── Given records ──
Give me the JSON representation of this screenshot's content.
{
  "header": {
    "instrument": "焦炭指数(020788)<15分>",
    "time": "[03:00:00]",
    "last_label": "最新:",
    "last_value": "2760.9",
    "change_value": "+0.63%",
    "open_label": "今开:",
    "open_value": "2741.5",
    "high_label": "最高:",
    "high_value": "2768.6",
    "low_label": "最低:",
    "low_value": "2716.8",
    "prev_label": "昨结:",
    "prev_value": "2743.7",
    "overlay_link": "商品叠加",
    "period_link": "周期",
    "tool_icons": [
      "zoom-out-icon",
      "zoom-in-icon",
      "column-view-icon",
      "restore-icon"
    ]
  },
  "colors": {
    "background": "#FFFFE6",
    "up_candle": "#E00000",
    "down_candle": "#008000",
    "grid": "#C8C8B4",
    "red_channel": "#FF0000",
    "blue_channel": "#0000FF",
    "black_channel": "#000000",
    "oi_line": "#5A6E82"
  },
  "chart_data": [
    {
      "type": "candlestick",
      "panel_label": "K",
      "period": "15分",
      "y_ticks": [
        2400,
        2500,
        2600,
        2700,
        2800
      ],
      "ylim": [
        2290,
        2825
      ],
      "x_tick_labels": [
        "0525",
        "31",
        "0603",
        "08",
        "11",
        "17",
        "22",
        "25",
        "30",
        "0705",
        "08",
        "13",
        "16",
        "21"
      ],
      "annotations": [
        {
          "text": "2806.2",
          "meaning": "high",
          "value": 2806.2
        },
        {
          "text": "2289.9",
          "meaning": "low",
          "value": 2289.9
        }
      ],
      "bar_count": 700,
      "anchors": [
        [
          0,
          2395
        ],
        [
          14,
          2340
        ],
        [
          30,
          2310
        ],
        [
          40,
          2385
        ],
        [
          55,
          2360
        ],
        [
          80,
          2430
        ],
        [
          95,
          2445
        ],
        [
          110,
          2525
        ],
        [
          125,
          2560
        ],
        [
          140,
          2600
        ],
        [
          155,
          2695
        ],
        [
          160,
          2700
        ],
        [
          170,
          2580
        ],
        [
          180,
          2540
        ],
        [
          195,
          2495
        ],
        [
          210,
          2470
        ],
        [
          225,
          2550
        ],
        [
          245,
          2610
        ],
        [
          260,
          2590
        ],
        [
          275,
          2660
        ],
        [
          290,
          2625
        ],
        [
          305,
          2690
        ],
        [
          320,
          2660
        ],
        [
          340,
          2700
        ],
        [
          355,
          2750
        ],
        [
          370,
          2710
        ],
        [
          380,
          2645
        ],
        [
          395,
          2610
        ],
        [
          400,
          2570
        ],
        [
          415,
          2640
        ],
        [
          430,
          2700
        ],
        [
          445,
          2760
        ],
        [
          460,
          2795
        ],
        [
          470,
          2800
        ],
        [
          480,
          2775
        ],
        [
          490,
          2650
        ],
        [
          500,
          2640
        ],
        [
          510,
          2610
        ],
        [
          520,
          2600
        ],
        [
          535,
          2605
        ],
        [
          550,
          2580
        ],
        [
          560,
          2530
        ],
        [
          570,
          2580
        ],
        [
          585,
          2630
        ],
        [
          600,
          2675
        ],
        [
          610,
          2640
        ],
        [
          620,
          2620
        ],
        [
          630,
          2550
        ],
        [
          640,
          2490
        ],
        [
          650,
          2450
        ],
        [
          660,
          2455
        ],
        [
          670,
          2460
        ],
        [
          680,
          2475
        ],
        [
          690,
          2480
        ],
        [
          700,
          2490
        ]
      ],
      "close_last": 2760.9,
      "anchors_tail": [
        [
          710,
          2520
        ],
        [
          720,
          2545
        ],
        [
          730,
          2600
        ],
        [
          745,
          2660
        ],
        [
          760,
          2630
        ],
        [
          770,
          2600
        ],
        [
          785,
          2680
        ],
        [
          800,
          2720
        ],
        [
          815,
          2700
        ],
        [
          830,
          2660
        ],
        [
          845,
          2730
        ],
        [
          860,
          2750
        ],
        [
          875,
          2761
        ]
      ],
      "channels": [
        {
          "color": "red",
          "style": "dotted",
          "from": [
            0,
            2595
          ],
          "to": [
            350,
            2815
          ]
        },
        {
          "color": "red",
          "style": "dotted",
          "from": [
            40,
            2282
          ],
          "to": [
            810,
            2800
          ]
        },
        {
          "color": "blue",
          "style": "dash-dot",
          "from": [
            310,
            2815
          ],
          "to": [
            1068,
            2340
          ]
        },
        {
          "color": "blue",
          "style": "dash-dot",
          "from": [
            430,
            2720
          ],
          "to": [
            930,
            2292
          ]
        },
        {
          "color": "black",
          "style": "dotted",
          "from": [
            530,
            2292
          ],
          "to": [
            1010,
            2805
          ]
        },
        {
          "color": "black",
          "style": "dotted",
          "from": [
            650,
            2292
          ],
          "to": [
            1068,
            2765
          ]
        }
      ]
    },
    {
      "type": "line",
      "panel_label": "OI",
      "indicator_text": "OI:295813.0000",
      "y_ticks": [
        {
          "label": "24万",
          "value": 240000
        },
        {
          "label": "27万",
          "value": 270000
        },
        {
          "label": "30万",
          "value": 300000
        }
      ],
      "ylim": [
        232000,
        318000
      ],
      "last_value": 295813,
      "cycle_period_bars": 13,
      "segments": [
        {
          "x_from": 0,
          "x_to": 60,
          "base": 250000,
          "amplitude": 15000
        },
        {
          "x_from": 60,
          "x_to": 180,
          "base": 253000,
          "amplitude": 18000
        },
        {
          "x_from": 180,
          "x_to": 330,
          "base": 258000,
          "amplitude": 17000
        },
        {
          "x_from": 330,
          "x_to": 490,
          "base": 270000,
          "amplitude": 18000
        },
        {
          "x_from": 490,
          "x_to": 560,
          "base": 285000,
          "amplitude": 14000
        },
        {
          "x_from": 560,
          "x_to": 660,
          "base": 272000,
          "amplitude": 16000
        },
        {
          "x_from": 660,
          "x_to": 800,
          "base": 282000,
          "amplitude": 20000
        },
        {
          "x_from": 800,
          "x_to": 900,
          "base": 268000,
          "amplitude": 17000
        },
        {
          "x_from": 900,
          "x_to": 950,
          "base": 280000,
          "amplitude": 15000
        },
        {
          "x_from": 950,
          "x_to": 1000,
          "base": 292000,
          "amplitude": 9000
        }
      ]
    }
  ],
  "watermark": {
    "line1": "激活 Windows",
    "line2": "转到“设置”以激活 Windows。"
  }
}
───
- _The task_
Write the data from above out again, exactly.

- _Full solution_
Give me the JSON representation of this screenshot's content.
{
  "header": {
    "instrument": "焦炭指数(020788)<15分>",
    "time": "[03:00:00]",
    "last_label": "最新:",
    "last_value": "2760.9",
    "change_value": "+0.63%",
    "open_label": "今开:",
    "open_value": "2741.5",
    "high_label": "最高:",
    "high_value": "2768.6",
    "low_label": "最低:",
    "low_value": "2716.8",
    "prev_label": "昨结:",
    "prev_value": "2743.7",
    "overlay_link": "商品叠加",
    "period_link": "周期",
    "tool_icons": [
      "zoom-out-icon",
      "zoom-in-icon",
      "column-view-icon",
      "restore-icon"
    ]
  },
  "colors": {
    "background": "#FFFFE6",
    "up_candle": "#E00000",
    "down_candle": "#008000",
    "grid": "#C8C8B4",
    "red_channel": "#FF0000",
    "blue_channel": "#0000FF",
    "black_channel": "#000000",
    "oi_line": "#5A6E82"
  },
  "chart_data": [
    {
      "type": "candlestick",
      "panel_label": "K",
      "period": "15分",
      "y_ticks": [
        2400,
        2500,
        2600,
        2700,
        2800
      ],
      "ylim": [
        2290,
        2825
      ],
      "x_tick_labels": [
        "0525",
        "31",
        "0603",
        "08",
        "11",
        "17",
        "22",
        "25",
        "30",
        "0705",
        "08",
        "13",
        "16",
        "21"
      ],
      "annotations": [
        {
          "text": "2806.2",
          "meaning": "high",
          "value": 2806.2
        },
        {
          "text": "2289.9",
          "meaning": "low",
          "value": 2289.9
        }
      ],
      "bar_count": 700,
      "anchors": [
        [
          0,
          2395
        ],
        [
          14,
          2340
        ],
        [
          30,
          2310
        ],
        [
          40,
          2385
        ],
        [
          55,
          2360
        ],
        [
          80,
          2430
        ],
        [
          95,
          2445
        ],
        [
          110,
          2525
        ],
        [
          125,
          2560
        ],
        [
          140,
          2600
        ],
        [
          155,
          2695
        ],
        [
          160,
          2700
        ],
        [
          170,
          2580
        ],
        [
          180,
          2540
        ],
        [
          195,
          2495
        ],
        [
          210,
          2470
        ],
        [
          225,
          2550
        ],
        [
          245,
          2610
        ],
        [
          260,
          2590
        ],
        [
          275,
          2660
        ],
        [
          290,
          2625
        ],
        [
          305,
          2690
        ],
        [
          320,
          2660
        ],
        [
          340,
          2700
        ],
        [
          355,
          2750
        ],
        [
          370,
          2710
        ],
        [
          380,
          2645
        ],
        [
          395,
          2610
        ],
        [
          400,
          2570
        ],
        [
          415,
          2640
        ],
        [
          430,
          2700
        ],
        [
          445,
          2760
        ],
        [
          460,
          2795
        ],
        [
          470,
          2800
        ],
        [
          480,
          2775
        ],
        [
          490,
          2650
        ],
        [
          500,
          2640
        ],
        [
          510,
          2610
        ],
        [
          520,
          2600
        ],
        [
          535,
          2605
        ],
        [
          550,
          2580
        ],
        [
          560,
          2530
        ],
        [
          570,
          2580
        ],
        [
          585,
          2630
        ],
        [
          600,
          2675
        ],
        [
          610,
          2640
        ],
        [
          620,
          2620
        ],
        [
          630,
          2550
        ],
        [
          640,
          2490
        ],
        [
          650,
          2450
        ],
        [
          660,
          2455
        ],
        [
          670,
          2460
        ],
        [
          680,
          2475
        ],
        [
          690,
          2480
        ],
        [
          700,
          2490
        ]
      ],
      "close_last": 2760.9,
      "anchors_tail": [
        [
          710,
          2520
        ],
        [
          720,
          2545
        ],
        [
          730,
          2600
        ],
        [
          745,
          2660
        ],
        [
          760,
          2630
        ],
        [
          770,
          2600
        ],
        [
          785,
          2680
        ],
        [
          800,
          2720
        ],
        [
          815,
          2700
        ],
        [
          830,
          2660
        ],
        [
          845,
          2730
        ],
        [
          860,
          2750
        ],
        [
          875,
          2761
        ]
      ],
      "channels": [
        {
          "color": "red",
          "style": "dotted",
          "from": [
            0,
            2595
          ],
          "to": [
            350,
            2815
          ]
        },
        {
          "color": "red",
          "style": "dotted",
          "from": [
            40,
            2282
          ],
          "to": [
            810,
            2800
          ]
        },
        {
          "color": "blue",
          "style": "dash-dot",
          "from": [
            310,
            2815
          ],
          "to": [
            1068,
            2340
          ]
        },
        {
          "color": "blue",
          "style": "dash-dot",
          "from": [
            430,
            2720
          ],
          "to": [
            930,
            2292
          ]
        },
        {
          "color": "black",
          "style": "dotted",
          "from": [
            530,
            2292
          ],
          "to": [
            1010,
            2805
          ]
        },
        {
          "color": "black",
          "style": "dotted",
          "from": [
            650,
            2292
          ],
          "to": [
            1068,
            2765
          ]
        }
      ]
    },
    {
      "type": "line",
      "panel_label": "OI",
      "indicator_text": "OI:295813.0000",
      "y_ticks": [
        {
          "label": "24万",
          "value": 240000
        },
        {
          "label": "27万",
          "value": 270000
        },
        {
          "label": "30万",
          "value": 300000
        }
      ],
      "ylim": [
        232000,
        318000
      ],
      "last_value": 295813,
      "cycle_period_bars": 13,
      "segments": [
        {
          "x_from": 0,
          "x_to": 60,
          "base": 250000,
          "amplitude": 15000
        },
        {
          "x_from": 60,
          "x_to": 180,
          "base": 253000,
          "amplitude": 18000
        },
        {
          "x_from": 180,
          "x_to": 330,
          "base": 258000,
          "amplitude": 17000
        },
        {
          "x_from": 330,
          "x_to": 490,
          "base": 270000,
          "amplitude": 18000
        },
        {
          "x_from": 490,
          "x_to": 560,
          "base": 285000,
          "amplitude": 14000
        },
        {
          "x_from": 560,
          "x_to": 660,
          "base": 272000,
          "amplitude": 16000
        },
        {
          "x_from": 660,
          "x_to": 800,
          "base": 282000,
          "amplitude": 20000
        },
        {
          "x_from": 800,
          "x_to": 900,
          "base": 268000,
          "amplitude": 17000
        },
        {
          "x_from": 900,
          "x_to": 950,
          "base": 280000,
          "amplitude": 15000
        },
        {
          "x_from": 950,
          "x_to": 1000,
          "base": 292000,
          "amplitude": 9000
        }
      ]
    }
  ],
  "watermark": {
    "line1": "激活 Windows",
    "line2": "转到“设置”以激活 Windows。"
  }
}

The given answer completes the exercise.